How many lines of these entries include the string "Mezzosoprano"? State the number alone.

□ □ □ □ □

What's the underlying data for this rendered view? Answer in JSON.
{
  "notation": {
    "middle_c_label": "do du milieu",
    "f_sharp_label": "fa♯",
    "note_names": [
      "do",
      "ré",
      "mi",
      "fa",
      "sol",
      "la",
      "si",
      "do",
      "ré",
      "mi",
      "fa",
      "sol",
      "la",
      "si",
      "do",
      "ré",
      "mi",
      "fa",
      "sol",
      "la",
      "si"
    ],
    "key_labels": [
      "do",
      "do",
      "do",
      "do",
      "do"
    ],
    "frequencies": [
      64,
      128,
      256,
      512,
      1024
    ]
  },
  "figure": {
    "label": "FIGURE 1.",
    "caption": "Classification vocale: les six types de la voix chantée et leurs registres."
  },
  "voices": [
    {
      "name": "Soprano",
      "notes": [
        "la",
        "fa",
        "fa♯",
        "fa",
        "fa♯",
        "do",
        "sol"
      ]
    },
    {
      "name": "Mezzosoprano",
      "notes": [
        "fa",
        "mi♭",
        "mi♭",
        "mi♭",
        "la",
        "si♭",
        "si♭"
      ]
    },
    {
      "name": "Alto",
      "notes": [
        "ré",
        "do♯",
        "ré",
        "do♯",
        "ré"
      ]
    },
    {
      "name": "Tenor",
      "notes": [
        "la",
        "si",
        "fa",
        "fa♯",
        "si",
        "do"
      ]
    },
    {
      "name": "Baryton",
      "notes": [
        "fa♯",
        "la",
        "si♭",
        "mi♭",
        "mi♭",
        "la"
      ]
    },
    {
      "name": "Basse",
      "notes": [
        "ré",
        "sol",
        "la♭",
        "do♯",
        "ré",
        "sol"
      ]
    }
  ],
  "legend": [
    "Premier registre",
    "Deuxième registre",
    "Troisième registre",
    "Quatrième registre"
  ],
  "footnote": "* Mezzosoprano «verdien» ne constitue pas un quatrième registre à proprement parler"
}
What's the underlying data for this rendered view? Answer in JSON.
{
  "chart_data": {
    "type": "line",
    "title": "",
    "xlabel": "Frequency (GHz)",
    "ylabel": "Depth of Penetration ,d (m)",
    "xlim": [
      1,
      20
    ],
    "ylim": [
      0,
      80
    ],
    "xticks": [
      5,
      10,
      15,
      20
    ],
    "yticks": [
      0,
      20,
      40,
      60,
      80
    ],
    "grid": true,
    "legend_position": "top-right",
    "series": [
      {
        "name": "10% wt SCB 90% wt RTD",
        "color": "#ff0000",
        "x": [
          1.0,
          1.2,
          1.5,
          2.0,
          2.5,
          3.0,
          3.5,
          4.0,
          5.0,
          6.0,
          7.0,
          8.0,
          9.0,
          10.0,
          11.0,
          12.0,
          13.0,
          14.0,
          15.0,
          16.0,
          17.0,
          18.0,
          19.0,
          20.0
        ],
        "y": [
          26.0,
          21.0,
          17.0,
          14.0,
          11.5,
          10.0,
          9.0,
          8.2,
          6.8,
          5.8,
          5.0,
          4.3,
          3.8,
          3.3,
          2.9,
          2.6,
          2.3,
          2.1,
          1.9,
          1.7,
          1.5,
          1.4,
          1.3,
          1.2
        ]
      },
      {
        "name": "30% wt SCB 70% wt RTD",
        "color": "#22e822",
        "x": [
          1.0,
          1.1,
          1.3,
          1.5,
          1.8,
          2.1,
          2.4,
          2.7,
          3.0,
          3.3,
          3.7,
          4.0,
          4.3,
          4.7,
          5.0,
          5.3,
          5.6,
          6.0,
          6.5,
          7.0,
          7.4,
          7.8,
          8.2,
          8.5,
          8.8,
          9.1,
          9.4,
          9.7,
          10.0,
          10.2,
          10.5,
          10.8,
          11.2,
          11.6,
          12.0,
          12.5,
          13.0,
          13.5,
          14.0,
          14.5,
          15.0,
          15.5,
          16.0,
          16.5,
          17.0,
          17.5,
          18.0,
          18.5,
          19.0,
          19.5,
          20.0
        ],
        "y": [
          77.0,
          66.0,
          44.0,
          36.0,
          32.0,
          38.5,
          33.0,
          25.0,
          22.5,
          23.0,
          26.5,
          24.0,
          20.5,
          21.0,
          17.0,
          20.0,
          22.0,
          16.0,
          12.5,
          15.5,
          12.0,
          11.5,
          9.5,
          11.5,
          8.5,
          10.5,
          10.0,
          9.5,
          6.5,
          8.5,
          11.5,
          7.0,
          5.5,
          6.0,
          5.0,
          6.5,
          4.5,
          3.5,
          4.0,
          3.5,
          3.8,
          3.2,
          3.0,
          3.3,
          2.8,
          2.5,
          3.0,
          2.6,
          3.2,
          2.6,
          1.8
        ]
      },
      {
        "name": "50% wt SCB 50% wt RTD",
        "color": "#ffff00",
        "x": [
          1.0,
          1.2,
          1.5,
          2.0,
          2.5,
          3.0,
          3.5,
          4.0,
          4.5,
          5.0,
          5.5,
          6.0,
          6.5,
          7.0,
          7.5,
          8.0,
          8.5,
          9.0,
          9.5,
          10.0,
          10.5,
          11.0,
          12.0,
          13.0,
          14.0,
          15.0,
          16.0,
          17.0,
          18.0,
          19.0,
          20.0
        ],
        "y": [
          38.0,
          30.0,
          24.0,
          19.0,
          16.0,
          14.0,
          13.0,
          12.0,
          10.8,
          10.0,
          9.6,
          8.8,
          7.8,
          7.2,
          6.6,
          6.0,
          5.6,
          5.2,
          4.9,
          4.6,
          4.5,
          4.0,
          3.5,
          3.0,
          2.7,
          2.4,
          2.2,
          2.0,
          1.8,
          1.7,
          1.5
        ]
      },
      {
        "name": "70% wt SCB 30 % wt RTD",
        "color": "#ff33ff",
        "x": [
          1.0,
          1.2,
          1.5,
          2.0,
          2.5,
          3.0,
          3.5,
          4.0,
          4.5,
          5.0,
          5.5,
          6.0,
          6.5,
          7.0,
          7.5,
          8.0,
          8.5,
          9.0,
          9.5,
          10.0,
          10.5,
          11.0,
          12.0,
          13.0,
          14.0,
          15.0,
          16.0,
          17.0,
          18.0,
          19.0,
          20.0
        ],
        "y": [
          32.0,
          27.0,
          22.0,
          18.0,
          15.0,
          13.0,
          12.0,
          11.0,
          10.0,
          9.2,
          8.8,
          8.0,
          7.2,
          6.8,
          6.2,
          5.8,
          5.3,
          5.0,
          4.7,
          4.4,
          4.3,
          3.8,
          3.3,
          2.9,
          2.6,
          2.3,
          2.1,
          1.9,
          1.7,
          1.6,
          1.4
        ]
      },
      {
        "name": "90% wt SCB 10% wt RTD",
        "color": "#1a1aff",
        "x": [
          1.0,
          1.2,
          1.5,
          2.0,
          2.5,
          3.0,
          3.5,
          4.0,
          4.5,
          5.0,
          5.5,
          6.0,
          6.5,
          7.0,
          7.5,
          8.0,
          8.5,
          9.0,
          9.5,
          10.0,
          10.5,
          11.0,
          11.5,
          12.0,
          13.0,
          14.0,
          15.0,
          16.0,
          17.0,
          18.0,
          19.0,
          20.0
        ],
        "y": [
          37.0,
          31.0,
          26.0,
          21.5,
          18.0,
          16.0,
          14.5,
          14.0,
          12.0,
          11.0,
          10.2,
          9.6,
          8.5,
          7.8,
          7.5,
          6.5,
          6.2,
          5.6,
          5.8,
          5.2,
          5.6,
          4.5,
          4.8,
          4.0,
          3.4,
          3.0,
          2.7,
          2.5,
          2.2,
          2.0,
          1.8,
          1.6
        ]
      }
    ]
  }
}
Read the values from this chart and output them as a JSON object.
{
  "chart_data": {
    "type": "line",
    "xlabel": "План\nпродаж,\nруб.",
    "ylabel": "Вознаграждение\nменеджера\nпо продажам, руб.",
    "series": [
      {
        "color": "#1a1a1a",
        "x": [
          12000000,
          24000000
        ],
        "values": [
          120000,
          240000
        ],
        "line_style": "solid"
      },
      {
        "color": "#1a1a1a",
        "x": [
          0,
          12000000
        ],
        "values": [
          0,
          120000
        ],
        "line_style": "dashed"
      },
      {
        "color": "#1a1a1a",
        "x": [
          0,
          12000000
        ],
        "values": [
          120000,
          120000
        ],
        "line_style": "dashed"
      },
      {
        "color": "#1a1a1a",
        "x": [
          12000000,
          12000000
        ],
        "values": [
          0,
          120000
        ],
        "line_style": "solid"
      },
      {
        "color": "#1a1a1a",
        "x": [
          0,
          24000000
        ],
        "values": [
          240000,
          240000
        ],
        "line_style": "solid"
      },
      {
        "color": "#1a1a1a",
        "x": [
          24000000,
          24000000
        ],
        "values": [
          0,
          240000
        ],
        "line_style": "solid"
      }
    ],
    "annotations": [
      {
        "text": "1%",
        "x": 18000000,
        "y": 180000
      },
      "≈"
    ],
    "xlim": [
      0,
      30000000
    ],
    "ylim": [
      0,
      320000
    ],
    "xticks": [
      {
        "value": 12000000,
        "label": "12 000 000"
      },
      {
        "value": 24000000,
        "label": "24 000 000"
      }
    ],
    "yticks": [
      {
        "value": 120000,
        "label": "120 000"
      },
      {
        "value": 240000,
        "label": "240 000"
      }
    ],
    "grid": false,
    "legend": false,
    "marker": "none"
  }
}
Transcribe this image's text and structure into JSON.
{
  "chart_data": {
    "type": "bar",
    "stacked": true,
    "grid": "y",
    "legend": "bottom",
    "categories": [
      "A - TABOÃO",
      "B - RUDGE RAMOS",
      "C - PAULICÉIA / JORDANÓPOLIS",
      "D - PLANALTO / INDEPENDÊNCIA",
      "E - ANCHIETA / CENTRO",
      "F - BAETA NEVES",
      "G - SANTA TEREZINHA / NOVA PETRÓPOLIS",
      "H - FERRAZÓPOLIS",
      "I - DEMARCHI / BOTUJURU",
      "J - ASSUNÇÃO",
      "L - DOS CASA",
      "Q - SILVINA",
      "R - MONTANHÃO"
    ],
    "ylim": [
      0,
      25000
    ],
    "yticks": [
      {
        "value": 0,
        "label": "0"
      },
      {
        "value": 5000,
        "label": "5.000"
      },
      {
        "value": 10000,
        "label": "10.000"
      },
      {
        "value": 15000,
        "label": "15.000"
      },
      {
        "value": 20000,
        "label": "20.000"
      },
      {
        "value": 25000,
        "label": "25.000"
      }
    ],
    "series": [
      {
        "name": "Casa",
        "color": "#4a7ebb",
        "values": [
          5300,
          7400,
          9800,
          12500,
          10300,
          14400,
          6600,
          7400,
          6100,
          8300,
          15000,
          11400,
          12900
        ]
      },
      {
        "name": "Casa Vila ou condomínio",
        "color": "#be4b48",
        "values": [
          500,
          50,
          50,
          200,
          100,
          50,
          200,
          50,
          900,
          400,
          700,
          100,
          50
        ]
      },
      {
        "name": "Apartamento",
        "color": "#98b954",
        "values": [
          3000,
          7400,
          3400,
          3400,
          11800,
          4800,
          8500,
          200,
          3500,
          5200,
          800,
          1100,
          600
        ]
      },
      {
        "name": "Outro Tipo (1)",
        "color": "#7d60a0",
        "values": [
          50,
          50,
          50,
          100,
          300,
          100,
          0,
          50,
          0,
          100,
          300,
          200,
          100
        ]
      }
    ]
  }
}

□ □ □ □ □

▶ SOLVED PROBLEM: 2